● Task input
※

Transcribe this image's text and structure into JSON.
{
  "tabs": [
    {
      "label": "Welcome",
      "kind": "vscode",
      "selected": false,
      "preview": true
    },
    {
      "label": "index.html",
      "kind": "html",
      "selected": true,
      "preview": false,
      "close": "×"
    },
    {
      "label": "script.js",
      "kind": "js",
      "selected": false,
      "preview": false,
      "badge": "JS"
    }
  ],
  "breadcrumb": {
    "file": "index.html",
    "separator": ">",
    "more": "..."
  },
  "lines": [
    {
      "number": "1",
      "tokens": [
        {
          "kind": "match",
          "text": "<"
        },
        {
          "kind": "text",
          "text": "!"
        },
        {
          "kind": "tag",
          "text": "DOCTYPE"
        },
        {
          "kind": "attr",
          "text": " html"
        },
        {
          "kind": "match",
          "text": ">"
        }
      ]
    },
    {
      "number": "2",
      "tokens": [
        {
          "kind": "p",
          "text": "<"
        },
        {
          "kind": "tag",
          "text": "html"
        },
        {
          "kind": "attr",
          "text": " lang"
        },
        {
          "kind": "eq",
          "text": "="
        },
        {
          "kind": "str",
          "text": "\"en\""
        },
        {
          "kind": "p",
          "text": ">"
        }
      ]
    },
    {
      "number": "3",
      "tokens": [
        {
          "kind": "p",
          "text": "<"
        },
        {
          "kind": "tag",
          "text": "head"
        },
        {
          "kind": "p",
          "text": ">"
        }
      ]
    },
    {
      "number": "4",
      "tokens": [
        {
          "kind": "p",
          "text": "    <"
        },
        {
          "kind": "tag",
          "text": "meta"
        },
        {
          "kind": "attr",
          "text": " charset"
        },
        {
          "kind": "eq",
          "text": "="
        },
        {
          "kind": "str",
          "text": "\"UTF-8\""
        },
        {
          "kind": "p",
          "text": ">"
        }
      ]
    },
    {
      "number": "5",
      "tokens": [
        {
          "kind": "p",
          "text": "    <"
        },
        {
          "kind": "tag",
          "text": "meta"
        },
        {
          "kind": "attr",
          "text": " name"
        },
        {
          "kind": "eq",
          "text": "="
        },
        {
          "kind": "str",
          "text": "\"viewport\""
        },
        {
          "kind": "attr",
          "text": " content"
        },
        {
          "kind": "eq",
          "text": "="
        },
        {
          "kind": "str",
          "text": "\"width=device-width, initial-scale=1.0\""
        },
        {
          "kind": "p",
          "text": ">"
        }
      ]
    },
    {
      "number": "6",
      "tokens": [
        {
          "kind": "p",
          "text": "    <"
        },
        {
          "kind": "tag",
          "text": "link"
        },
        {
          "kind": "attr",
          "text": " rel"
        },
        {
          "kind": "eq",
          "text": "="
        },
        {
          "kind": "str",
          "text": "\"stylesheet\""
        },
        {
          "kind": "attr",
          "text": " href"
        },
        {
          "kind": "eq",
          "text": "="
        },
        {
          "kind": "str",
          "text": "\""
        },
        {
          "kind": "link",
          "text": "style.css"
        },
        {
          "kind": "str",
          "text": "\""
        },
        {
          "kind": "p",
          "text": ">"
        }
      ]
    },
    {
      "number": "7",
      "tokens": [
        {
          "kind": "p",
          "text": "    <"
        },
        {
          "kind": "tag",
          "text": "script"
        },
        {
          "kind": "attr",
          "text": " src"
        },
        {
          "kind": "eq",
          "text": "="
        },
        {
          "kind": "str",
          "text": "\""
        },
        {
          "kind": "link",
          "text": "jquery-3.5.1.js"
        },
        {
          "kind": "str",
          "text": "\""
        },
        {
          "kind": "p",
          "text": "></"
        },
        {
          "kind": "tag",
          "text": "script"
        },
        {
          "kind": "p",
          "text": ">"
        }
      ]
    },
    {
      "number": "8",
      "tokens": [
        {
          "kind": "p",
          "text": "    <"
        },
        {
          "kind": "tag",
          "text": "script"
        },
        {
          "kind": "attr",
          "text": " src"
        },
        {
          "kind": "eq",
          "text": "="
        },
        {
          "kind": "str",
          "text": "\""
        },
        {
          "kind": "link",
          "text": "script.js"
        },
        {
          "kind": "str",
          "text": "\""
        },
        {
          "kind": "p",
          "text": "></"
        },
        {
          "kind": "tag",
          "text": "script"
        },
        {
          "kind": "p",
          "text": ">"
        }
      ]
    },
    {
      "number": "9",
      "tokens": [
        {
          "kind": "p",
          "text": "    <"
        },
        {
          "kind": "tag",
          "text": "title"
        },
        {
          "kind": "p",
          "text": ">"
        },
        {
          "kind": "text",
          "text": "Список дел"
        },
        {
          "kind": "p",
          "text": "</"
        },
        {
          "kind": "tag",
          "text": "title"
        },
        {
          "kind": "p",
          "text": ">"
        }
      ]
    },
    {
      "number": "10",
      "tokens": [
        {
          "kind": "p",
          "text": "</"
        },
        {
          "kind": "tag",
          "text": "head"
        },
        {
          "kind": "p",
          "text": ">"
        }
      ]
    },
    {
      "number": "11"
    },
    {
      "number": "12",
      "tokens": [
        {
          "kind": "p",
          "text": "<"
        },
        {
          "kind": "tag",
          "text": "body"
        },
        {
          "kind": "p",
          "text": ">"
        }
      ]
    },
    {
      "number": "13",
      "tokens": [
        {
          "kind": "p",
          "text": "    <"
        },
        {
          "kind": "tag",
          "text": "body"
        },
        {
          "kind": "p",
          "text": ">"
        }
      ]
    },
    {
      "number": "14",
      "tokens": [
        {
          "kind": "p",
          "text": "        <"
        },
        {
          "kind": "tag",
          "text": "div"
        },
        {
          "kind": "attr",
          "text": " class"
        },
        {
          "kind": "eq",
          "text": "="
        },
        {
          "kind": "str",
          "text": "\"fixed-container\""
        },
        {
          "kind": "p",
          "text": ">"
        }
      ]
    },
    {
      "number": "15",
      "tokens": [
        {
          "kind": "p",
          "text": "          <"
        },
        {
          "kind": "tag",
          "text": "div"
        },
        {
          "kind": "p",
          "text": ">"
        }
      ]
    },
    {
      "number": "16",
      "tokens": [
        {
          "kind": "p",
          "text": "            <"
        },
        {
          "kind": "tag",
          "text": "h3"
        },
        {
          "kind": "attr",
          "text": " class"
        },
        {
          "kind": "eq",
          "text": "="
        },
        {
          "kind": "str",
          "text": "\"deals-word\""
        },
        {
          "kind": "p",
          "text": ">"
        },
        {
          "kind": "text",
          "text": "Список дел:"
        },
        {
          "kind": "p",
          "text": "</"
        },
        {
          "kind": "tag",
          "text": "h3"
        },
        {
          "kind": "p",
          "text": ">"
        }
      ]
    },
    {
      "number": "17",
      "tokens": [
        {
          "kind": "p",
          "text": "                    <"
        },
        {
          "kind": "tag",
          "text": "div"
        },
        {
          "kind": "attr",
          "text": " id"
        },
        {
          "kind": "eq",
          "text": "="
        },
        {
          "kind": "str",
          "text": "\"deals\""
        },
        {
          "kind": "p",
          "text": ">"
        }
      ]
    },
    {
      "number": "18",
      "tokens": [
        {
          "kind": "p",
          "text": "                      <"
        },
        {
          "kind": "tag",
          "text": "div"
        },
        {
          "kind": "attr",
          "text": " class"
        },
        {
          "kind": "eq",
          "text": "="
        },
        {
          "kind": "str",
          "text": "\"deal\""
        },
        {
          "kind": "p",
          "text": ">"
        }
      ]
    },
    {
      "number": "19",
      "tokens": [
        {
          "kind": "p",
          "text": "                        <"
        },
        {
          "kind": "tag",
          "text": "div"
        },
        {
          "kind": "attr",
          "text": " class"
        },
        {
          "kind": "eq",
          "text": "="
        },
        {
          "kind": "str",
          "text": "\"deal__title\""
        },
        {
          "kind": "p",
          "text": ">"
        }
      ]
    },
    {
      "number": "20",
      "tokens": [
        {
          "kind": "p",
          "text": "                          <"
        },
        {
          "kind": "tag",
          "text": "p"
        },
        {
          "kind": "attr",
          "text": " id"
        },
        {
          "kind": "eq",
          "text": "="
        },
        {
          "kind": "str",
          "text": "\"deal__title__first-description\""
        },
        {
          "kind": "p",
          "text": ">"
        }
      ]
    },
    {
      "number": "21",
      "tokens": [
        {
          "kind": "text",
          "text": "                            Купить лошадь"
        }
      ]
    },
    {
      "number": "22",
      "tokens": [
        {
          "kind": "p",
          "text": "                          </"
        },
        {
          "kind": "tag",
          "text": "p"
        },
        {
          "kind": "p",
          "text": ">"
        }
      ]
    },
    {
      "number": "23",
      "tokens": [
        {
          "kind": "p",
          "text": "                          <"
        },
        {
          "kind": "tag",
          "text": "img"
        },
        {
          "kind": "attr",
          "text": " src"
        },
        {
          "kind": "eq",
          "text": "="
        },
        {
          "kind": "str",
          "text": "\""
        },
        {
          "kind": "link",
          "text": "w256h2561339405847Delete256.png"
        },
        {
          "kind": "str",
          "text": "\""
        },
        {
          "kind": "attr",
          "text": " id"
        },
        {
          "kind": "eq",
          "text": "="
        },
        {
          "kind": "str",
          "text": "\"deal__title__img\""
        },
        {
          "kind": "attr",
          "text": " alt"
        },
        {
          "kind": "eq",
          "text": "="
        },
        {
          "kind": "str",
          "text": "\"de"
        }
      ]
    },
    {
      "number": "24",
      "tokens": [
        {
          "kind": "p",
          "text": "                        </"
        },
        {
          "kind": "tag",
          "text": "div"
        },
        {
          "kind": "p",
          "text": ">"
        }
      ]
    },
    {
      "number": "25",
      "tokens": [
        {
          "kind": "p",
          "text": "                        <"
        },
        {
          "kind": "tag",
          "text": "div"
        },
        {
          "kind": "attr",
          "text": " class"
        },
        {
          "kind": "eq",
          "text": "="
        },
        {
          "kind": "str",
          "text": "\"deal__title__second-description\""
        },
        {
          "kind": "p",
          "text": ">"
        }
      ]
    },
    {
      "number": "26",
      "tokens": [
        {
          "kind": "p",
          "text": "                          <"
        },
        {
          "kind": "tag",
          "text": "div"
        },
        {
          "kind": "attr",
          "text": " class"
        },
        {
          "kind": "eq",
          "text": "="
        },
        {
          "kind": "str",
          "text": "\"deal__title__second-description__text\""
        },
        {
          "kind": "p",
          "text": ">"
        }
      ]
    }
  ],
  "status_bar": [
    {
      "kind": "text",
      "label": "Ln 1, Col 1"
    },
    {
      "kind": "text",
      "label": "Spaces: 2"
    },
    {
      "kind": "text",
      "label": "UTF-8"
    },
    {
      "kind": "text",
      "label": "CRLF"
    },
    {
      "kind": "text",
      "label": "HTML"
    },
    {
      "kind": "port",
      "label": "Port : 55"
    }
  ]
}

※

● The exercise
Locate the lines above that hold the word "label". Show every one of them.

● Response
      "label": "Welcome",
      "label": "index.html",
      "label": "script.js",
      "label": "Ln 1, Col 1"
      "label": "Spaces: 2"
      "label": "UTF-8"
      "label": "CRLF"
      "label": "HTML"
      "label": "Port : 55"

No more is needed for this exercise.